> [Requirements]
Reproduce the entire listing word for word.

> [Excerpted records]
= = = = = = =
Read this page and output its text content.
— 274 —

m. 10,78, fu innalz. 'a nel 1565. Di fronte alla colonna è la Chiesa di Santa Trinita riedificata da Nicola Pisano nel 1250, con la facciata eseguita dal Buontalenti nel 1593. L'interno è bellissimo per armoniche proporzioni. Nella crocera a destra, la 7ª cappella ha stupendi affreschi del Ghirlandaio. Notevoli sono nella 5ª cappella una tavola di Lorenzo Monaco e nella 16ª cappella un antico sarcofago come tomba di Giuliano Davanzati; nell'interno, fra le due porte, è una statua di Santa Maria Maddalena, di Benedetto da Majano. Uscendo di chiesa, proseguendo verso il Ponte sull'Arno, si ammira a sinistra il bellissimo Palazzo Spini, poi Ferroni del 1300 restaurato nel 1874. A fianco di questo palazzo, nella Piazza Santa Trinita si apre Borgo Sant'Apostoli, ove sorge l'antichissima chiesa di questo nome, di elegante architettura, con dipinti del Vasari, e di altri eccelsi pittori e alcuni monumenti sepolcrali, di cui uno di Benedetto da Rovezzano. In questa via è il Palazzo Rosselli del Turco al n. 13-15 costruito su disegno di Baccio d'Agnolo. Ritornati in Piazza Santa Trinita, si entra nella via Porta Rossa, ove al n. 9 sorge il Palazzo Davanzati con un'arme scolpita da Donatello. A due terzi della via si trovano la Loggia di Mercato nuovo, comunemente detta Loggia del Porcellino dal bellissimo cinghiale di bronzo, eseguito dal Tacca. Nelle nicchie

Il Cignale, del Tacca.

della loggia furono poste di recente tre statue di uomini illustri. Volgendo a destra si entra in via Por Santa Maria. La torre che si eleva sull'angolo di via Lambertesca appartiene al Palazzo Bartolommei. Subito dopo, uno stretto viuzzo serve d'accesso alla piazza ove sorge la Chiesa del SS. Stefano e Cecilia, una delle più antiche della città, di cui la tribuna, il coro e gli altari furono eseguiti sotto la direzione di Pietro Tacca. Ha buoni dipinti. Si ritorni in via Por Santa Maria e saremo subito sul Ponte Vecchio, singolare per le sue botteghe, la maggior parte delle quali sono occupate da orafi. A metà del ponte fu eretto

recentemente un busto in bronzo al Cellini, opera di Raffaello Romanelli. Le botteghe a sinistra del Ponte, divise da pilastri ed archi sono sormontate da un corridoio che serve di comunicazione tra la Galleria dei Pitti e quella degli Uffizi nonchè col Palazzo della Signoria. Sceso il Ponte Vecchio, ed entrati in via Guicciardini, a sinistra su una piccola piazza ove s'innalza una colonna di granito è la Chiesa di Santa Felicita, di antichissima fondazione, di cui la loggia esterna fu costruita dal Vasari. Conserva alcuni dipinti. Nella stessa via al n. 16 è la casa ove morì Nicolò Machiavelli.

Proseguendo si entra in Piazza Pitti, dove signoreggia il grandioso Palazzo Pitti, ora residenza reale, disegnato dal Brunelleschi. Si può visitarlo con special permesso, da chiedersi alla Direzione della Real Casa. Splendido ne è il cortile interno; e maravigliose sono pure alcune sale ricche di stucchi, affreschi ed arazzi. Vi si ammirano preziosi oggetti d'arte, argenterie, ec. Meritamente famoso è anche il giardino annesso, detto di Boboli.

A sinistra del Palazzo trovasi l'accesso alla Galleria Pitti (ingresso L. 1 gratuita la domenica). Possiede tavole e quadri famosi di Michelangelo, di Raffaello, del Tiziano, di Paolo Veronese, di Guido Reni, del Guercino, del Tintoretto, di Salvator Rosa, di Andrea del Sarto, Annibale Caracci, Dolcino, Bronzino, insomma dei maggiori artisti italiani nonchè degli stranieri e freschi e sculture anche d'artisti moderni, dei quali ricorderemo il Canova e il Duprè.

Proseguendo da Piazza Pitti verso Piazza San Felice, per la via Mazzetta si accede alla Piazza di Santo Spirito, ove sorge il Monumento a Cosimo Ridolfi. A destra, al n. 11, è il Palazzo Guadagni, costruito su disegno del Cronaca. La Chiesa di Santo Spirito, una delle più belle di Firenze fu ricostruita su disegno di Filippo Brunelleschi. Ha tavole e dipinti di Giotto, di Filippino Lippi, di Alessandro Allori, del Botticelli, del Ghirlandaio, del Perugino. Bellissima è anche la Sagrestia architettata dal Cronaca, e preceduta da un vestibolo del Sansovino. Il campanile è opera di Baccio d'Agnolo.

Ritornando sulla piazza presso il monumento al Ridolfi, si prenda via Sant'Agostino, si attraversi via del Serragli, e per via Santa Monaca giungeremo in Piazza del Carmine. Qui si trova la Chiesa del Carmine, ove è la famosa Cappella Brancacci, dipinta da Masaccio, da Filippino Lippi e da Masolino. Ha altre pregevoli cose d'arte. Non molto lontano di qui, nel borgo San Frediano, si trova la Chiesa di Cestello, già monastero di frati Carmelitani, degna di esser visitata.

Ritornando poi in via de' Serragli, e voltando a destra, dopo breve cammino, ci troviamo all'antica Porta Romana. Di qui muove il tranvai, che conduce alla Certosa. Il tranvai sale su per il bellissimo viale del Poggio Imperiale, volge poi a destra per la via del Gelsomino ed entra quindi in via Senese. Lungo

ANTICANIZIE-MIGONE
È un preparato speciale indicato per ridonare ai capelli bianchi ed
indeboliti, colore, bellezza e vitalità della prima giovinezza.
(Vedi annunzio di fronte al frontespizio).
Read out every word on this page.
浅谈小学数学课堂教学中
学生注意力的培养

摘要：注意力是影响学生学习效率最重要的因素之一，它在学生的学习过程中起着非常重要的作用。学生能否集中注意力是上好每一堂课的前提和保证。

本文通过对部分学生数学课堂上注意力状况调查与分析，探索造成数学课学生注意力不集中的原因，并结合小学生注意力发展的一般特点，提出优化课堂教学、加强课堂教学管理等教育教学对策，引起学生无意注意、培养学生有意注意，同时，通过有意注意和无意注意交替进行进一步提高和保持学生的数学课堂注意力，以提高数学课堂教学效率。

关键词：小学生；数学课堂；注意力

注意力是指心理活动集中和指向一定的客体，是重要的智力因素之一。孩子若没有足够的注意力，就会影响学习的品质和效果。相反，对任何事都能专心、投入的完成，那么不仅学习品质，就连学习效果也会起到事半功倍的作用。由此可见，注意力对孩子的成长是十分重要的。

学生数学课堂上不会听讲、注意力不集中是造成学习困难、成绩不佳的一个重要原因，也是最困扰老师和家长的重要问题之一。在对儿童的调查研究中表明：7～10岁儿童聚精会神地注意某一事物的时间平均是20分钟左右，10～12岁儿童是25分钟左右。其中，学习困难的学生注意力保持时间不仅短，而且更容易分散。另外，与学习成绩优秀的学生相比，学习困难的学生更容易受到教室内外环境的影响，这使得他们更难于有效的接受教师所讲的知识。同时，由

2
= = = = = = =
> [Solved exercise]
Read this page and output its text content.
— 274 —

m. 10,78, fu innalz. 'a nel 1565. Di fronte alla colonna è la Chiesa di Santa Trinita riedificata da Nicola Pisano nel 1250, con la facciata eseguita dal Buontalenti nel 1593. L'interno è bellissimo per armoniche proporzioni. Nella crocera a destra, la 7ª cappella ha stupendi affreschi del Ghirlandaio. Notevoli sono nella 5ª cappella una tavola di Lorenzo Monaco e nella 16ª cappella un antico sarcofago come tomba di Giuliano Davanzati; nell'interno, fra le due porte, è una statua di Santa Maria Maddalena, di Benedetto da Majano. Uscendo di chiesa, proseguendo verso il Ponte sull'Arno, si ammira a sinistra il bellissimo Palazzo Spini, poi Ferroni del 1300 restaurato nel 1874. A fianco di questo palazzo, nella Piazza Santa Trinita si apre Borgo Sant'Apostoli, ove sorge l'antichissima chiesa di questo nome, di elegante architettura, con dipinti del Vasari, e di altri eccelsi pittori e alcuni monumenti sepolcrali, di cui uno di Benedetto da Rovezzano. In questa via è il Palazzo Rosselli del Turco al n. 13-15 costruito su disegno di Baccio d'Agnolo. Ritornati in Piazza Santa Trinita, si entra nella via Porta Rossa, ove al n. 9 sorge il Palazzo Davanzati con un'arme scolpita da Donatello. A due terzi della via si trovano la Loggia di Mercato nuovo, comunemente detta Loggia del Porcellino dal bellissimo cinghiale di bronzo, eseguito dal Tacca. Nelle nicchie

Il Cignale, del Tacca.

della loggia furono poste di recente tre statue di uomini illustri. Volgendo a destra si entra in via Por Santa Maria. La torre che si eleva sull'angolo di via Lambertesca appartiene al Palazzo Bartolommei. Subito dopo, uno stretto viuzzo serve d'accesso alla piazza ove sorge la Chiesa del SS. Stefano e Cecilia, una delle più antiche della città, di cui la tribuna, il coro e gli altari furono eseguiti sotto la direzione di Pietro Tacca. Ha buoni dipinti. Si ritorni in via Por Santa Maria e saremo subito sul Ponte Vecchio, singolare per le sue botteghe, la maggior parte delle quali sono occupate da orafi. A metà del ponte fu eretto

recentemente un busto in bronzo al Cellini, opera di Raffaello Romanelli. Le botteghe a sinistra del Ponte, divise da pilastri ed archi sono sormontate da un corridoio che serve di comunicazione tra la Galleria dei Pitti e quella degli Uffizi nonchè col Palazzo della Signoria. Sceso il Ponte Vecchio, ed entrati in via Guicciardini, a sinistra su una piccola piazza ove s'innalza una colonna di granito è la Chiesa di Santa Felicita, di antichissima fondazione, di cui la loggia esterna fu costruita dal Vasari. Conserva alcuni dipinti. Nella stessa via al n. 16 è la casa ove morì Nicolò Machiavelli.

Proseguendo si entra in Piazza Pitti, dove signoreggia il grandioso Palazzo Pitti, ora residenza reale, disegnato dal Brunelleschi. Si può visitarlo con special permesso, da chiedersi alla Direzione della Real Casa. Splendido ne è il cortile interno; e maravigliose sono pure alcune sale ricche di stucchi, affreschi ed arazzi. Vi si ammirano preziosi oggetti d'arte, argenterie, ec. Meritamente famoso è anche il giardino annesso, detto di Boboli.

A sinistra del Palazzo trovasi l'accesso alla Galleria Pitti (ingresso L. 1 gratuita la domenica). Possiede tavole e quadri famosi di Michelangelo, di Raffaello, del Tiziano, di Paolo Veronese, di Guido Reni, del Guercino, del Tintoretto, di Salvator Rosa, di Andrea del Sarto, Annibale Caracci, Dolcino, Bronzino, insomma dei maggiori artisti italiani nonchè degli stranieri e freschi e sculture anche d'artisti moderni, dei quali ricorderemo il Canova e il Duprè.

Proseguendo da Piazza Pitti verso Piazza San Felice, per la via Mazzetta si accede alla Piazza di Santo Spirito, ove sorge il Monumento a Cosimo Ridolfi. A destra, al n. 11, è il Palazzo Guadagni, costruito su disegno del Cronaca. La Chiesa di Santo Spirito, una delle più belle di Firenze fu ricostruita su disegno di Filippo Brunelleschi. Ha tavole e dipinti di Giotto, di Filippino Lippi, di Alessandro Allori, del Botticelli, del Ghirlandaio, del Perugino. Bellissima è anche la Sagrestia architettata dal Cronaca, e preceduta da un vestibolo del Sansovino. Il campanile è opera di Baccio d'Agnolo.

Ritornando sulla piazza presso il monumento al Ridolfi, si prenda via Sant'Agostino, si attraversi via del Serragli, e per via Santa Monaca giungeremo in Piazza del Carmine. Qui si trova la Chiesa del Carmine, ove è la famosa Cappella Brancacci, dipinta da Masaccio, da Filippino Lippi e da Masolino. Ha altre pregevoli cose d'arte. Non molto lontano di qui, nel borgo San Frediano, si trova la Chiesa di Cestello, già monastero di frati Carmelitani, degna di esser visitata.

Ritornando poi in via de' Serragli, e voltando a destra, dopo breve cammino, ci troviamo all'antica Porta Romana. Di qui muove il tranvai, che conduce alla Certosa. Il tranvai sale su per il bellissimo viale del Poggio Imperiale, volge poi a destra per la via del Gelsomino ed entra quindi in via Senese. Lungo

ANTICANIZIE-MIGONE
È un preparato speciale indicato per ridonare ai capelli bianchi ed
indeboliti, colore, bellezza e vitalità della prima giovinezza.
(Vedi annunzio di fronte al frontespizio).
Read out every word on this page.
浅谈小学数学课堂教学中
学生注意力的培养

摘要：注意力是影响学生学习效率最重要的因素之一，它在学生的学习过程中起着非常重要的作用。学生能否集中注意力是上好每一堂课的前提和保证。

本文通过对部分学生数学课堂上注意力状况调查与分析，探索造成数学课学生注意力不集中的原因，并结合小学生注意力发展的一般特点，提出优化课堂教学、加强课堂教学管理等教育教学对策，引起学生无意注意、培养学生有意注意，同时，通过有意注意和无意注意交替进行进一步提高和保持学生的数学课堂注意力，以提高数学课堂教学效率。

关键词：小学生；数学课堂；注意力

注意力是指心理活动集中和指向一定的客体，是重要的智力因素之一。孩子若没有足够的注意力，就会影响学习的品质和效果。相反，对任何事都能专心、投入的完成，那么不仅学习品质，就连学习效果也会起到事半功倍的作用。由此可见，注意力对孩子的成长是十分重要的。

学生数学课堂上不会听讲、注意力不集中是造成学习困难、成绩不佳的一个重要原因，也是最困扰老师和家长的重要问题之一。在对儿童的调查研究中表明：7～10岁儿童聚精会神地注意某一事物的时间平均是20分钟左右，10～12岁儿童是25分钟左右。其中，学习困难的学生注意力保持时间不仅短，而且更容易分散。另外，与学习成绩优秀的学生相比，学习困难的学生更容易受到教室内外环境的影响，这使得他们更难于有效的接受教师所讲的知识。同时，由

2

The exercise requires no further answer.